** start Stored rows **

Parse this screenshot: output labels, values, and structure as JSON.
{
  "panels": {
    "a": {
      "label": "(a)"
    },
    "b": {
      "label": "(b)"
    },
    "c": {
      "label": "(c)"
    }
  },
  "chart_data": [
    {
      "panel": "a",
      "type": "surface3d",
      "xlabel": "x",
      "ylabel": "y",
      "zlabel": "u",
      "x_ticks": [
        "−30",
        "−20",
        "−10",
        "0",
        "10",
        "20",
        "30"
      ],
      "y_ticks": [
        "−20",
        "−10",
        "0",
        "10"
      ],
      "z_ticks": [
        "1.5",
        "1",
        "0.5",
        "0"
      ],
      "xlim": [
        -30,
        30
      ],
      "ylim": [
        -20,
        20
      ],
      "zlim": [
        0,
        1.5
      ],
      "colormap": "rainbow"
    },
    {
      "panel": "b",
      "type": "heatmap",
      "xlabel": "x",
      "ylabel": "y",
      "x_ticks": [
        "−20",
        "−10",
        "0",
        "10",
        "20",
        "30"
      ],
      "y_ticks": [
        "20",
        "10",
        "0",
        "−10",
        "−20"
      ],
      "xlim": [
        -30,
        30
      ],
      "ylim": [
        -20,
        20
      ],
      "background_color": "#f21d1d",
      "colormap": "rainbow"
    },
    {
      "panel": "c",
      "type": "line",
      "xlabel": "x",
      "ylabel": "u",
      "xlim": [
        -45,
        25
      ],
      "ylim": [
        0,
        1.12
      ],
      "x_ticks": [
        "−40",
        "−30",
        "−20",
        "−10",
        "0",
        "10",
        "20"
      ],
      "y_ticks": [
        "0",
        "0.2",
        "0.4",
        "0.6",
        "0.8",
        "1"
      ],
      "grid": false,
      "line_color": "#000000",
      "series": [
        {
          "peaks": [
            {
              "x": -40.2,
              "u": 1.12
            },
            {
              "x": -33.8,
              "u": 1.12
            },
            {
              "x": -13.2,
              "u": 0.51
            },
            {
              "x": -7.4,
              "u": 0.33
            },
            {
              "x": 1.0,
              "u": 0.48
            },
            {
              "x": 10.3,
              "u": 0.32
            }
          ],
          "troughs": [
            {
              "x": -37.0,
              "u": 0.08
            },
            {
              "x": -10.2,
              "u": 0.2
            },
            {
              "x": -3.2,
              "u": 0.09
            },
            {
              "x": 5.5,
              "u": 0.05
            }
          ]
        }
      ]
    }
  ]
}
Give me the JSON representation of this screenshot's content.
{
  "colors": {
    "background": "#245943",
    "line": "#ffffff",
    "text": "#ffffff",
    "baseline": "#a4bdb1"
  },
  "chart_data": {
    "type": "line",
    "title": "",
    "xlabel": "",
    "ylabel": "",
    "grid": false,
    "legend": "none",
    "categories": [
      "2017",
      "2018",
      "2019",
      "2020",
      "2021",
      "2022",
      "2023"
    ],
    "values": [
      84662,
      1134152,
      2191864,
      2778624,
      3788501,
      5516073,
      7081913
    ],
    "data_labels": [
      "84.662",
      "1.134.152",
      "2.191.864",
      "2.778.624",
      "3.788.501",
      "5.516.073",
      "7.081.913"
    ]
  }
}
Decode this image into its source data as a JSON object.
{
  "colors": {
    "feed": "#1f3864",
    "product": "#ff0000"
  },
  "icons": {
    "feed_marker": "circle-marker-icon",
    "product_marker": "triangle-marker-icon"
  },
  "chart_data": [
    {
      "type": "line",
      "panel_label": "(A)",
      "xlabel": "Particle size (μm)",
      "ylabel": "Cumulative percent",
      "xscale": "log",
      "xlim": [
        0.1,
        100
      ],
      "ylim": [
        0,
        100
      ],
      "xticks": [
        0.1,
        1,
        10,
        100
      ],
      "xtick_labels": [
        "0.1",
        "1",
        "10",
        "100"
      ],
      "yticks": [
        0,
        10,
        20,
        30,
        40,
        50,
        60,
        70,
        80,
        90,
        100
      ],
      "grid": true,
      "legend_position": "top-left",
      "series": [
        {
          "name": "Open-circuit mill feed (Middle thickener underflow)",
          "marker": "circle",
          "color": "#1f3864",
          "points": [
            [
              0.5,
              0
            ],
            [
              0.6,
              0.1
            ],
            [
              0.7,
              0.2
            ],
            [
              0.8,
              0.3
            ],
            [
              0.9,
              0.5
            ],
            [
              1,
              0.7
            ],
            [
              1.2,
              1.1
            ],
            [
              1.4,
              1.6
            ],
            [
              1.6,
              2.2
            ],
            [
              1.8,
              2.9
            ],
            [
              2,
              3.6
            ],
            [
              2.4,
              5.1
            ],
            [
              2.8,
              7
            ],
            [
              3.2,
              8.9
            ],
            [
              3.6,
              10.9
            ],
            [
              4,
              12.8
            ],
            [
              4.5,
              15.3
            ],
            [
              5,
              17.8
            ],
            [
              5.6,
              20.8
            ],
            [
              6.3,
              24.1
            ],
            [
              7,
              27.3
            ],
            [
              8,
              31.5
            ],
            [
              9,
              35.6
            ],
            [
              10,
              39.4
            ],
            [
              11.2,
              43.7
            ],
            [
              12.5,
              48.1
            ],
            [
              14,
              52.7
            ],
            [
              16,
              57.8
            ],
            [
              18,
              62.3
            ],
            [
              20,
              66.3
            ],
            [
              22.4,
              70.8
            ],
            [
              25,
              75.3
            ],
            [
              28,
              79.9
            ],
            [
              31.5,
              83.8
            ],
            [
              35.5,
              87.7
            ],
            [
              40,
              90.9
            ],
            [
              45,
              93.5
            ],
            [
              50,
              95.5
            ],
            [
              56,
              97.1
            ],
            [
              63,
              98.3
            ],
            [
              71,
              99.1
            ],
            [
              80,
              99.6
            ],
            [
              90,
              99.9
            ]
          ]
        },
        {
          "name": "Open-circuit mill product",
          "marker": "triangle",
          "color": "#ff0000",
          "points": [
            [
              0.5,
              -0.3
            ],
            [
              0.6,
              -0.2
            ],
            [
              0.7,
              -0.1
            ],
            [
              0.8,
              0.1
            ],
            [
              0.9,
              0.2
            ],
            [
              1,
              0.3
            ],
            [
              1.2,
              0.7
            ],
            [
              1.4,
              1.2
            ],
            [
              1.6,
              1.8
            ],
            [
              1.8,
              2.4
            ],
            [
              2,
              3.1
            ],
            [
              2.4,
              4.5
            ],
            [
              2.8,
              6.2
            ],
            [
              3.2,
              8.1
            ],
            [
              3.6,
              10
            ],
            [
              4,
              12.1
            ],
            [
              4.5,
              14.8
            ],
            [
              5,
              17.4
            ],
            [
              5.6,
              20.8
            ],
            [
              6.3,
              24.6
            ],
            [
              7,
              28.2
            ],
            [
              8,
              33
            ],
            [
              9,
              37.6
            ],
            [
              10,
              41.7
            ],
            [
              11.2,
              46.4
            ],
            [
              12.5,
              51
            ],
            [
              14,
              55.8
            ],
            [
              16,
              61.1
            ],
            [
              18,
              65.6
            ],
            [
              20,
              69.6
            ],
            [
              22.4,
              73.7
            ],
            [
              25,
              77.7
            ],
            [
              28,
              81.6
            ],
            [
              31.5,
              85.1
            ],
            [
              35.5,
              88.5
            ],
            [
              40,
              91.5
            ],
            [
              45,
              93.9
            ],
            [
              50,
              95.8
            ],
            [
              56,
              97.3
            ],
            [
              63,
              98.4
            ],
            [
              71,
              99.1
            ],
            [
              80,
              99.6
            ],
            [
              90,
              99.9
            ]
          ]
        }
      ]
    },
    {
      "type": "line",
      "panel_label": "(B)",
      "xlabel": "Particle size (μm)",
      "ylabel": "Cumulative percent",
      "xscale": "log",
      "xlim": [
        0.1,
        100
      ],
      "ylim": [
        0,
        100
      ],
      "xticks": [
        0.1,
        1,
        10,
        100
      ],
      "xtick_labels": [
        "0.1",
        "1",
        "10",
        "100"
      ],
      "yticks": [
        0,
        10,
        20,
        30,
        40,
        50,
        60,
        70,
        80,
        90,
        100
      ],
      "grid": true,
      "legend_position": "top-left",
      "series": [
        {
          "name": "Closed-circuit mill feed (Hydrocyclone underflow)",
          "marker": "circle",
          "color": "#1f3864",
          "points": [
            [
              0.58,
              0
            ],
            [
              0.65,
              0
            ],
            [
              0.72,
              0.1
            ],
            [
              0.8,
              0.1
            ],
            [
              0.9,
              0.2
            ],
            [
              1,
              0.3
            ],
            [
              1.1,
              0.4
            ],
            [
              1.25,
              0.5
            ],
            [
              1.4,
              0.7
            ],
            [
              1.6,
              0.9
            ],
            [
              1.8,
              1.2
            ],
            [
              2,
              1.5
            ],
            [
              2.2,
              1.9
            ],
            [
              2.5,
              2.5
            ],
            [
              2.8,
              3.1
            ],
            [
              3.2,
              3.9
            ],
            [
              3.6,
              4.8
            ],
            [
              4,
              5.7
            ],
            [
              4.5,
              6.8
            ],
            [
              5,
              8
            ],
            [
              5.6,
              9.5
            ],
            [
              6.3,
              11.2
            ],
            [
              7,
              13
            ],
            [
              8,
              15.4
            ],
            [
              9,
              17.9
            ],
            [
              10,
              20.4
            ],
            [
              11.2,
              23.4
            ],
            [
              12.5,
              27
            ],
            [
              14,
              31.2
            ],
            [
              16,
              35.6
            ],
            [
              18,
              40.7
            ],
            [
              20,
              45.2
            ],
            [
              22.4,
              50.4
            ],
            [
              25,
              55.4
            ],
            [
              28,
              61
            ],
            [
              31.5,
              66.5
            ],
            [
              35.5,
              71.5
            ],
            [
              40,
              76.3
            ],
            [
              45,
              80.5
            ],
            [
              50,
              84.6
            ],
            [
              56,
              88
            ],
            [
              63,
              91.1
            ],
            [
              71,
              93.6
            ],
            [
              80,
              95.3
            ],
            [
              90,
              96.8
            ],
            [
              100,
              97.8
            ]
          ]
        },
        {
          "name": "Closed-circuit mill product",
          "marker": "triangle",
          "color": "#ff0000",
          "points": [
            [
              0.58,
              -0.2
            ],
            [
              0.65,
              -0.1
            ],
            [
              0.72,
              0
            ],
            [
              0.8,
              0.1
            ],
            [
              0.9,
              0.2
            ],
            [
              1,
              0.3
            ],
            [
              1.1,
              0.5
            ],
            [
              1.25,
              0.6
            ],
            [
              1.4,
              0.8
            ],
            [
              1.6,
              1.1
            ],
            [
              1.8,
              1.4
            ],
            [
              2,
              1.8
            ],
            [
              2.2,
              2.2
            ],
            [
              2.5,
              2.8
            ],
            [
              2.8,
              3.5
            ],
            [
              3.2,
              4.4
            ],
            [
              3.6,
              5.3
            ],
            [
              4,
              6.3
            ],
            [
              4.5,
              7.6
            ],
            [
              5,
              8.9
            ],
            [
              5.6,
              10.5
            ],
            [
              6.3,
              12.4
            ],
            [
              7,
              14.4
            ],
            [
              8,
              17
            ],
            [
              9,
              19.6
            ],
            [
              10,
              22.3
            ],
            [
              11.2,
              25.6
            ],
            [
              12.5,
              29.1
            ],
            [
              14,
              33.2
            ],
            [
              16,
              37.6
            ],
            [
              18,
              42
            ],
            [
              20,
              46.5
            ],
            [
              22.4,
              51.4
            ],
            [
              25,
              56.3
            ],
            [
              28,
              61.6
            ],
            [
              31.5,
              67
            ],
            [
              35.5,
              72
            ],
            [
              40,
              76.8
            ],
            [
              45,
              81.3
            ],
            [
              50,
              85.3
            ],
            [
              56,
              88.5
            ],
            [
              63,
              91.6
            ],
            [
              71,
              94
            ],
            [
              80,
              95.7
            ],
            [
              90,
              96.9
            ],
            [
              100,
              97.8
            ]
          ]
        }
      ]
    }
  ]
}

** end Stored rows **

Directions for this task:
Identify which lines contain the word "values" and copy each one.

Solution to this exercise:
Parse this screenshot: output labels, values, and structure as JSON.
    "values": [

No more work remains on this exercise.